● **Extrait choisi**
Ailleurs, dans la région, des tentatives pour couper les subsides étatiques ont eu des conséquences similaires: dans les années récentes, des mesures d’austérité ont été entravées par des mobilisations de rue au Maroc, en Tunisie, en Jordanie, au Yémen et en Mauritanie. [7] En 2017 les contours d’une future rébellion sont, peut-être, en train de prendre forme en Egypte, alors qu’une inflation galopante s’ajoute à des niveaux élevés de chômage. [8] Et si les explications qui voient un lien entre les protestations contre la pénurie alimentaire et le Printemps arabe de 2011 sont correctes, il semble possible que les conditions et les modalités pour un nouveau soulèvement de masse soient en train de prendre forme.
Au vu de ce contexte historique, un examen approfondi des récentes protestations contre la pénurie alimentaire en Egypte peut apporter de nouveaux renseignements sur les dynamiques qui se développent dans le pays et en particulier sur la fermeté dont fera preuve le gouvernement soutenu par les militaires dans l’application des nouvelles réformes dictées par le FMI et sur ses réactions face aux nouvelles mobilisations de la rue, si la situation économique continue à se détériorer.
Pour effectuer notre analyse, nous avons effectué un inventaire des récentes protestations liées à la pénurie alimentaire en Egypte à partir de rapports en langue arabe et de vidéos des protestations téléchargées sur les médias sociaux. On a enregistré les localités où ont eu lieu les protestations, le nombre de participants, leurs tactiques, si les forces de sécurité égyptiennes les avaient réprimées, ainsi que tout nouvel élément ou slogan. Au total nous avons identifié 24 mobilisations entre le 6 et le 7 mars 2017, réparties dans 17 districts de 5 gouvernorats.
Intifada de l’approvisionnement
Les différentes manières dont les Egyptiens accèdent au système de subventions sont une clé pour comprendre la configuration des récentes protestations alimentaires. La miche de pain subventionné coûte 5 piastres [une livre: 100 piastres, il s’agit donc de 5 Pt]. Suites aux récentes augmentations des prix des denrées alimentaires, ce prix est jusqu’à dix fois meilleur marché que celui d’une miche de pain vendue non subventionnée sur le marché libre. Comme d’autres denrées alimentaires subventionnées, le pain subventionné ne peut être acheté que dans des points de vente enregistrés auprès du ministère de l’Approvisionnement. Certains de ces points de vente sont gérés comme des coopératives, mais la plupart opèrent comme des entreprises privées. Depuis 2014, l’achat de biens subventionnés était nominalement régulé par l’utilisation d’une carte à puce, cette mesure faisant partie du programme d’austérité du gouvernement. Ce système permet aux détenteurs de cartes à puce qui ne réclament pas leur allocation de pain de recevoir des crédits qui peuvent être utilisés pour acheter d’autres biens subventionnés. Mais la distribution de cartes à puce individuelles n’a été que partielle.

● **Données extraites**

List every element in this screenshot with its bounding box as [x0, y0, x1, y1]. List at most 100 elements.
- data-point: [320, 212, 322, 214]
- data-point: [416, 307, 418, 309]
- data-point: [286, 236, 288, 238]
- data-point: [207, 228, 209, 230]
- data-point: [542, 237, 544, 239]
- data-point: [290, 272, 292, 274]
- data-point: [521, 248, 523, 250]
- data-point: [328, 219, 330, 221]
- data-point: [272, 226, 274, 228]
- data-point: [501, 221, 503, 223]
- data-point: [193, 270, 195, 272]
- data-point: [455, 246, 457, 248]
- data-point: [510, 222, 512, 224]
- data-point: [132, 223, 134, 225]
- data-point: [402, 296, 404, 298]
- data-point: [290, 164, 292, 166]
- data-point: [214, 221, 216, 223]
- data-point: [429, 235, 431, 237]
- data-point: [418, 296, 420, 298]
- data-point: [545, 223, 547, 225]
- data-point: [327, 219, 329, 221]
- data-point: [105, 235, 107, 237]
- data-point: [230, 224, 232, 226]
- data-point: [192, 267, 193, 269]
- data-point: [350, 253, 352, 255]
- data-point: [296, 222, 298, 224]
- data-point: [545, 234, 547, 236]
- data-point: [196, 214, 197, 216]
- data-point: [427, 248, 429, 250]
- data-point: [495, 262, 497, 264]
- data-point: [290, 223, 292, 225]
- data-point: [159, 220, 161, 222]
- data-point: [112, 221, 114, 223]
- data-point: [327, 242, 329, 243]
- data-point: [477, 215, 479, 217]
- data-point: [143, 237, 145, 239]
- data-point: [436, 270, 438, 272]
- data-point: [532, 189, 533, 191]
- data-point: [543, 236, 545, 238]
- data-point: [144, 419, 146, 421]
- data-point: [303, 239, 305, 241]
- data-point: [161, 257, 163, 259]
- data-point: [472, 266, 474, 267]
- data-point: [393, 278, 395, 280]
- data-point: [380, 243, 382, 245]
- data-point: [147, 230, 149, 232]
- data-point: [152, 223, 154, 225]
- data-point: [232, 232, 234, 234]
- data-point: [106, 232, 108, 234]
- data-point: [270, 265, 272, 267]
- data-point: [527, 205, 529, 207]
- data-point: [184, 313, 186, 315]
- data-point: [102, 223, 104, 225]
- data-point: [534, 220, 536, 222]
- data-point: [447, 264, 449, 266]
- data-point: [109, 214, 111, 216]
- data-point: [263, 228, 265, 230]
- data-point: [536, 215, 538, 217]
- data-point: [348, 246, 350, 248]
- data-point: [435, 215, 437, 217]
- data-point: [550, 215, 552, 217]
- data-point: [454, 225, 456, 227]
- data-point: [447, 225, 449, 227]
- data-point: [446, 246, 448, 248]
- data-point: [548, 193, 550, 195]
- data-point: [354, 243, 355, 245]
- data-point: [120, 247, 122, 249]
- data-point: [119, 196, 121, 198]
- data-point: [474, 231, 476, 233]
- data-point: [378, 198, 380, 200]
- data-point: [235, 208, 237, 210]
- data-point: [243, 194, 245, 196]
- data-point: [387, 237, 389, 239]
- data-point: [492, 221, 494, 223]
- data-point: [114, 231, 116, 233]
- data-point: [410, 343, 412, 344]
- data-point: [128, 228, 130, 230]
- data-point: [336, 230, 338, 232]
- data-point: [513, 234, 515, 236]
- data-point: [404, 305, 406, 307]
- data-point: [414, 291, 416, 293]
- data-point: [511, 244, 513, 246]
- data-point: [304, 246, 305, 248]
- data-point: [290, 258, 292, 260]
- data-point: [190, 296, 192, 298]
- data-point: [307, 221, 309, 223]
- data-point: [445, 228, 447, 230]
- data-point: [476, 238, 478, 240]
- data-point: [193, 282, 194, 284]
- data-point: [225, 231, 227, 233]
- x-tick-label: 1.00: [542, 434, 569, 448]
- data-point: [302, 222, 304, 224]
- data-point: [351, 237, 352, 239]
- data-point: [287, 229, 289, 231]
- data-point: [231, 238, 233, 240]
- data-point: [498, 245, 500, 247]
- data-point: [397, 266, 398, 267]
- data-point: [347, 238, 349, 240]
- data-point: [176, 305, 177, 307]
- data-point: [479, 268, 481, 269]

● **Problème posé**
Rédigez la suite du texte sur les protestations contre la pénurie alimentaire en Égypte, en reprenant après sa dernière phrase.

● **Réponse attendue**
Dans le budget 2016-2017, le ministère des Finances a prévu que 82 millions d’Egyptiens (soit 92% de la population) demanderaient du pain subventionné. [9] Or, selon les chiffres les plus récents, publiés par le ministère de l’Approvisionnement, seuls 69 millions d’Egyptiens ont accès aux cartes à puce, ce qui fait que 13 millions d’Egyptiens (16%) doivent continuer à utiliser des cartes en papier pour toucher leurs denrées subventionnées. [10] Comme solution de dépannage, le ministère de l’Approvisionnement a distribué aux commerçants des «gold card». Avec ce système parallèle, les commerçants reçoivent un quota quotidien qui se situe entre 1000 et 4000 miches de pain, selon le nombre de détenteurs de cartes en papier de leur région. Chaque fois qu’un commerçant vend du pain subventionné à un client muni d’une ancienne carte en papier, il est supposé enregistrer la vente sur leur gold card, déduisant ainsi le produit vendu de leur quota quotidien. Ce processus est coordonné au niveau des sous-districts par les bureaux locaux d’approvisionnement. [11]
Le 6 mars, le ministère de l’Approvisionnement a annoncé que le quota de pain journalier à disposition pour les gold cards allait être réduit à 500 miches. Incapables de répondre à la demande, des boulangeries enregistrées auprès l’Etat, partout dans le pays, ont réduit la ration quotidienne de pain disponible pour les détenteurs de cartes en papier de cinq à trois miches, ce qui a suscité des manifestations devant les bureaux d’approvisionnement dans plusieurs districts.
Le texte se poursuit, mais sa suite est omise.